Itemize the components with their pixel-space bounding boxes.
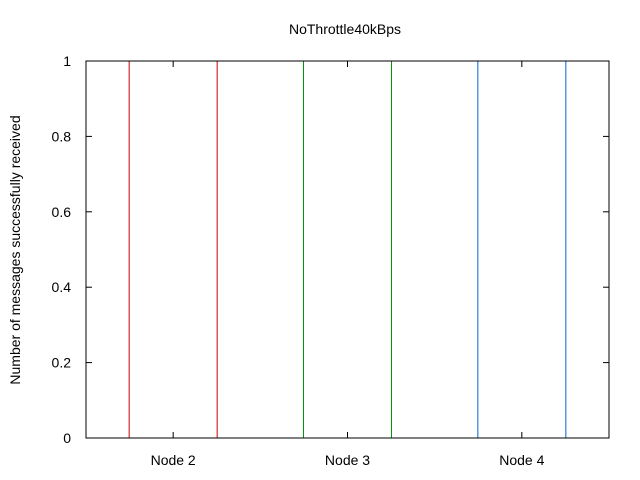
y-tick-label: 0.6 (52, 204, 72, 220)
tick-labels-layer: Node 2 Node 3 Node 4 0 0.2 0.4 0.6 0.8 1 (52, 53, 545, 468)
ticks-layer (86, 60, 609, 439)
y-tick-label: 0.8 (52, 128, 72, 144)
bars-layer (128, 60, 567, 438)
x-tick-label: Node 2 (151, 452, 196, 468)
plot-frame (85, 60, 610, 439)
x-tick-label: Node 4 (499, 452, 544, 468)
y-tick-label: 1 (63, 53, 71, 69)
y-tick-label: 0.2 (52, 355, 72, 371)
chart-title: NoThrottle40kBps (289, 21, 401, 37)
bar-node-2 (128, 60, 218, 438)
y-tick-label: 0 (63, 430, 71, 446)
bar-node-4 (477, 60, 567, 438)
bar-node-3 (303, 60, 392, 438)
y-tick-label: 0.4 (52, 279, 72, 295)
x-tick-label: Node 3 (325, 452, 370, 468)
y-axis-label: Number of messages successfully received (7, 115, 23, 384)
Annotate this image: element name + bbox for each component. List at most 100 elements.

::::

Work required: Reproduce every line of the data above verbatim, omitting the picture.

Solution for this task:
Itemize the components with their pixel-space bounding boxes.
y-tick-label: 0.6 (52, 204, 72, 220)
tick-labels-layer: Node 2 Node 3 Node 4 0 0.2 0.4 0.6 0.8 1 (52, 53, 545, 468)
ticks-layer (86, 60, 609, 439)
y-tick-label: 0.8 (52, 128, 72, 144)
bars-layer (128, 60, 567, 438)
x-tick-label: Node 2 (151, 452, 196, 468)
plot-frame (85, 60, 610, 439)
x-tick-label: Node 4 (499, 452, 544, 468)
y-tick-label: 1 (63, 53, 71, 69)
y-tick-label: 0.2 (52, 355, 72, 371)
chart-title: NoThrottle40kBps (289, 21, 401, 37)
bar-node-2 (128, 60, 218, 438)
y-tick-label: 0 (63, 430, 71, 446)
bar-node-4 (477, 60, 567, 438)
bar-node-3 (303, 60, 392, 438)
y-tick-label: 0.4 (52, 279, 72, 295)
x-tick-label: Node 3 (325, 452, 370, 468)
y-axis-label: Number of messages successfully received (7, 115, 23, 384)
Annotate this image: element name + bbox for each component. List at most 100 elements.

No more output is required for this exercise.